GIVEN INSTRUCTION
Copy down all of the data underneath, exactly as shown.

-*-*-

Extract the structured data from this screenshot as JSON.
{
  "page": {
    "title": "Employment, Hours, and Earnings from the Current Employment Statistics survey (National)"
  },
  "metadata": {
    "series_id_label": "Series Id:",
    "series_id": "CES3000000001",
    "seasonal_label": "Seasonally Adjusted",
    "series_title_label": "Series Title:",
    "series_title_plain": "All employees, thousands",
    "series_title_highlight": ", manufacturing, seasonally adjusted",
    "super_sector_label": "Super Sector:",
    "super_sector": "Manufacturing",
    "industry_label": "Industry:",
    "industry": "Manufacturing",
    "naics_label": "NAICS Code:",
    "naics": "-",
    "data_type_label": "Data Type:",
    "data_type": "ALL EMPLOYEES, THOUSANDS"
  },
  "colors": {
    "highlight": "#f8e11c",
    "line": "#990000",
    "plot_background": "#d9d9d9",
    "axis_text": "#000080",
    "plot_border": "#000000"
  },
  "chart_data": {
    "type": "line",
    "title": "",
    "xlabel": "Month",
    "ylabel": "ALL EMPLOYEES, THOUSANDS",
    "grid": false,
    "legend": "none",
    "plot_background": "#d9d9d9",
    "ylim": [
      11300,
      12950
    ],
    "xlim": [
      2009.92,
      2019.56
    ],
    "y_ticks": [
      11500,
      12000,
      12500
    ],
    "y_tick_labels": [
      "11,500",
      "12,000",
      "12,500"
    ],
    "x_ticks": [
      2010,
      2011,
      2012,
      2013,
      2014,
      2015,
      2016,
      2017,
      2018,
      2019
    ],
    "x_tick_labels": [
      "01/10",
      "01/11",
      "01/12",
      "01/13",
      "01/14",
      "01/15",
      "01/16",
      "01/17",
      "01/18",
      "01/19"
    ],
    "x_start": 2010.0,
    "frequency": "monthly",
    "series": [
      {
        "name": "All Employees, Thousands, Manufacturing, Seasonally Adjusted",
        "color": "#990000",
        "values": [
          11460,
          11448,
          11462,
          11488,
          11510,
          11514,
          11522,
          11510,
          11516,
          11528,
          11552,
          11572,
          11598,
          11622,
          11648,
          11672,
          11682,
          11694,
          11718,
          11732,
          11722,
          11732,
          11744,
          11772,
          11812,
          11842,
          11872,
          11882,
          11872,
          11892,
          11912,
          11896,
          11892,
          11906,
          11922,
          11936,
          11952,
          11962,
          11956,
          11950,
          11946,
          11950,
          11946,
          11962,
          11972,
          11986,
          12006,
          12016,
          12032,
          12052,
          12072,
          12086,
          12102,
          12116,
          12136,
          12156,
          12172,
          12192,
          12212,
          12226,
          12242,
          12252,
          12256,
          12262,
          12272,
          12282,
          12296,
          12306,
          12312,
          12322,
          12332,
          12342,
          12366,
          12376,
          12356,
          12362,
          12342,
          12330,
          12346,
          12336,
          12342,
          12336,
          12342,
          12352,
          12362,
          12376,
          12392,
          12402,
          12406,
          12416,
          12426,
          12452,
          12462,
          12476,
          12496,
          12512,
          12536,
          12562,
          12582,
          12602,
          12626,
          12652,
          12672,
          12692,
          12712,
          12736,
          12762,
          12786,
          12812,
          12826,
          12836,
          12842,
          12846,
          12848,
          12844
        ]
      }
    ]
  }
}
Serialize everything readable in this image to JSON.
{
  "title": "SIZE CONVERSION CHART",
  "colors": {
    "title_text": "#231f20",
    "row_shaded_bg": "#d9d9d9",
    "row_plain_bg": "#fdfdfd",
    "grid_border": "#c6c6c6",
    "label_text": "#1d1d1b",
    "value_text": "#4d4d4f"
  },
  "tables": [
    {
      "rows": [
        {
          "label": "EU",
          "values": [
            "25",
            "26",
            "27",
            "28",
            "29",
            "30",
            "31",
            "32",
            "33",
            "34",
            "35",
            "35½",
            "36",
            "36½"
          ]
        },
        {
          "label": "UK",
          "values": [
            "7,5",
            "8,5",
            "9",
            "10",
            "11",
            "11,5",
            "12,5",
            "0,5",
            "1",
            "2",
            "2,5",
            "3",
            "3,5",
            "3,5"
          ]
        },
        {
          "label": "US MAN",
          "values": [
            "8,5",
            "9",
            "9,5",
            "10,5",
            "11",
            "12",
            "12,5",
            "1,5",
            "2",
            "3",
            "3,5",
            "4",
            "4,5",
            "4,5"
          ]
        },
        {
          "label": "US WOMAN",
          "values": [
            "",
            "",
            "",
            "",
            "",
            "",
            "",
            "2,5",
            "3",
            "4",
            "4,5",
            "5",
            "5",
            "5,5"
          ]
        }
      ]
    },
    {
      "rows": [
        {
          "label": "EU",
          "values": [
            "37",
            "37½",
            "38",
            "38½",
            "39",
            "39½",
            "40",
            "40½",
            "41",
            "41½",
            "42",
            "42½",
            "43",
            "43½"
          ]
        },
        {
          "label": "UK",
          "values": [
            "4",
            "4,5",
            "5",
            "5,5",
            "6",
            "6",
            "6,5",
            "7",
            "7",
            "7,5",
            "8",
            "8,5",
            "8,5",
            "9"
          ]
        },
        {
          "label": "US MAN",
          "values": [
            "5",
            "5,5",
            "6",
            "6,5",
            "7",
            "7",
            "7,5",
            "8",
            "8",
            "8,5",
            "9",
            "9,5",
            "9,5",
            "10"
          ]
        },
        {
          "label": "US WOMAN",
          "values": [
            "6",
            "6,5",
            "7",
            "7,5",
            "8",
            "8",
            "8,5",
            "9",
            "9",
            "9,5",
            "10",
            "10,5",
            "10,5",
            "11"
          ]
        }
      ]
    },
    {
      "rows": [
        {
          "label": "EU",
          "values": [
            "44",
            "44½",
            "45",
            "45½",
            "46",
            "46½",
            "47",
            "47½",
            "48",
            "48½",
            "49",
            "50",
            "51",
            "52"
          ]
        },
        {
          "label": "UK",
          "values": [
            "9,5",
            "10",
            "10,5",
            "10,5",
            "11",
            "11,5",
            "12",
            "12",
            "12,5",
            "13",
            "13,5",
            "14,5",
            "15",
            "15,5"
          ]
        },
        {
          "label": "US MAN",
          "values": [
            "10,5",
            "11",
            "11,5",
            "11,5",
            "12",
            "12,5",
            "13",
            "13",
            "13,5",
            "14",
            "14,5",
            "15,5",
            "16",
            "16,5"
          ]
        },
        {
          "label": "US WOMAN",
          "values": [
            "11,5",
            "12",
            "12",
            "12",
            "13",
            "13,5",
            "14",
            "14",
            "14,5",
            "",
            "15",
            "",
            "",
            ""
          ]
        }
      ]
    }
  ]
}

-*-*-

IN RESPONSE
Extract the structured data from this screenshot as JSON.
{
  "page": {
    "title": "Employment, Hours, and Earnings from the Current Employment Statistics survey (National)"
  },
  "metadata": {
    "series_id_label": "Series Id:",
    "series_id": "CES3000000001",
    "seasonal_label": "Seasonally Adjusted",
    "series_title_label": "Series Title:",
    "series_title_plain": "All employees, thousands",
    "series_title_highlight": ", manufacturing, seasonally adjusted",
    "super_sector_label": "Super Sector:",
    "super_sector": "Manufacturing",
    "industry_label": "Industry:",
    "industry": "Manufacturing",
    "naics_label": "NAICS Code:",
    "naics": "-",
    "data_type_label": "Data Type:",
    "data_type": "ALL EMPLOYEES, THOUSANDS"
  },
  "colors": {
    "highlight": "#f8e11c",
    "line": "#990000",
    "plot_background": "#d9d9d9",
    "axis_text": "#000080",
    "plot_border": "#000000"
  },
  "chart_data": {
    "type": "line",
    "title": "",
    "xlabel": "Month",
    "ylabel": "ALL EMPLOYEES, THOUSANDS",
    "grid": false,
    "legend": "none",
    "plot_background": "#d9d9d9",
    "ylim": [
      11300,
      12950
    ],
    "xlim": [
      2009.92,
      2019.56
    ],
    "y_ticks": [
      11500,
      12000,
      12500
    ],
    "y_tick_labels": [
      "11,500",
      "12,000",
      "12,500"
    ],
    "x_ticks": [
      2010,
      2011,
      2012,
      2013,
      2014,
      2015,
      2016,
      2017,
      2018,
      2019
    ],
    "x_tick_labels": [
      "01/10",
      "01/11",
      "01/12",
      "01/13",
      "01/14",
      "01/15",
      "01/16",
      "01/17",
      "01/18",
      "01/19"
    ],
    "x_start": 2010.0,
    "frequency": "monthly",
    "series": [
      {
        "name": "All Employees, Thousands, Manufacturing, Seasonally Adjusted",
        "color": "#990000",
        "values": [
          11460,
          11448,
          11462,
          11488,
          11510,
          11514,
          11522,
          11510,
          11516,
          11528,
          11552,
          11572,
          11598,
          11622,
          11648,
          11672,
          11682,
          11694,
          11718,
          11732,
          11722,
          11732,
          11744,
          11772,
          11812,
          11842,
          11872,
          11882,
          11872,
          11892,
          11912,
          11896,
          11892,
          11906,
          11922,
          11936,
          11952,
          11962,
          11956,
          11950,
          11946,
          11950,
          11946,
          11962,
          11972,
          11986,
          12006,
          12016,
          12032,
          12052,
          12072,
          12086,
          12102,
          12116,
          12136,
          12156,
          12172,
          12192,
          12212,
          12226,
          12242,
          12252,
          12256,
          12262,
          12272,
          12282,
          12296,
          12306,
          12312,
          12322,
          12332,
          12342,
          12366,
          12376,
          12356,
          12362,
          12342,
          12330,
          12346,
          12336,
          12342,
          12336,
          12342,
          12352,
          12362,
          12376,
          12392,
          12402,
          12406,
          12416,
          12426,
          12452,
          12462,
          12476,
          12496,
          12512,
          12536,
          12562,
          12582,
          12602,
          12626,
          12652,
          12672,
          12692,
          12712,
          12736,
          12762,
          12786,
          12812,
          12826,
          12836,
          12842,
          12846,
          12848,
          12844
        ]
      }
    ]
  }
}
Serialize everything readable in this image to JSON.
{
  "title": "SIZE CONVERSION CHART",
  "colors": {
    "title_text": "#231f20",
    "row_shaded_bg": "#d9d9d9",
    "row_plain_bg": "#fdfdfd",
    "grid_border": "#c6c6c6",
    "label_text": "#1d1d1b",
    "value_text": "#4d4d4f"
  },
  "tables": [
    {
      "rows": [
        {
          "label": "EU",
          "values": [
            "25",
            "26",
            "27",
            "28",
            "29",
            "30",
            "31",
            "32",
            "33",
            "34",
            "35",
            "35½",
            "36",
            "36½"
          ]
        },
        {
          "label": "UK",
          "values": [
            "7,5",
            "8,5",
            "9",
            "10",
            "11",
            "11,5",
            "12,5",
            "0,5",
            "1",
            "2",
            "2,5",
            "3",
            "3,5",
            "3,5"
          ]
        },
        {
          "label": "US MAN",
          "values": [
            "8,5",
            "9",
            "9,5",
            "10,5",
            "11",
            "12",
            "12,5",
            "1,5",
            "2",
            "3",
            "3,5",
            "4",
            "4,5",
            "4,5"
          ]
        },
        {
          "label": "US WOMAN",
          "values": [
            "",
            "",
            "",
            "",
            "",
            "",
            "",
            "2,5",
            "3",
            "4",
            "4,5",
            "5",
            "5",
            "5,5"
          ]
        }
      ]
    },
    {
      "rows": [
        {
          "label": "EU",
          "values": [
            "37",
            "37½",
            "38",
            "38½",
            "39",
            "39½",
            "40",
            "40½",
            "41",
            "41½",
            "42",
            "42½",
            "43",
            "43½"
          ]
        },
        {
          "label": "UK",
          "values": [
            "4",
            "4,5",
            "5",
            "5,5",
            "6",
            "6",
            "6,5",
            "7",
            "7",
            "7,5",
            "8",
            "8,5",
            "8,5",
            "9"
          ]
        },
        {
          "label": "US MAN",
          "values": [
            "5",
            "5,5",
            "6",
            "6,5",
            "7",
            "7",
            "7,5",
            "8",
            "8",
            "8,5",
            "9",
            "9,5",
            "9,5",
            "10"
          ]
        },
        {
          "label": "US WOMAN",
          "values": [
            "6",
            "6,5",
            "7",
            "7,5",
            "8",
            "8",
            "8,5",
            "9",
            "9",
            "9,5",
            "10",
            "10,5",
            "10,5",
            "11"
          ]
        }
      ]
    },
    {
      "rows": [
        {
          "label": "EU",
          "values": [
            "44",
            "44½",
            "45",
            "45½",
            "46",
            "46½",
            "47",
            "47½",
            "48",
            "48½",
            "49",
            "50",
            "51",
            "52"
          ]
        },
        {
          "label": "UK",
          "values": [
            "9,5",
            "10",
            "10,5",
            "10,5",
            "11",
            "11,5",
            "12",
            "12",
            "12,5",
            "13",
            "13,5",
            "14,5",
            "15",
            "15,5"
          ]
        },
        {
          "label": "US MAN",
          "values": [
            "10,5",
            "11",
            "11,5",
            "11,5",
            "12",
            "12,5",
            "13",
            "13",
            "13,5",
            "14",
            "14,5",
            "15,5",
            "16",
            "16,5"
          ]
        },
        {
          "label": "US WOMAN",
          "values": [
            "11,5",
            "12",
            "12",
            "12",
            "13",
            "13,5",
            "14",
            "14",
            "14,5",
            "",
            "15",
            "",
            "",
            ""
          ]
        }
      ]
    }
  ]
}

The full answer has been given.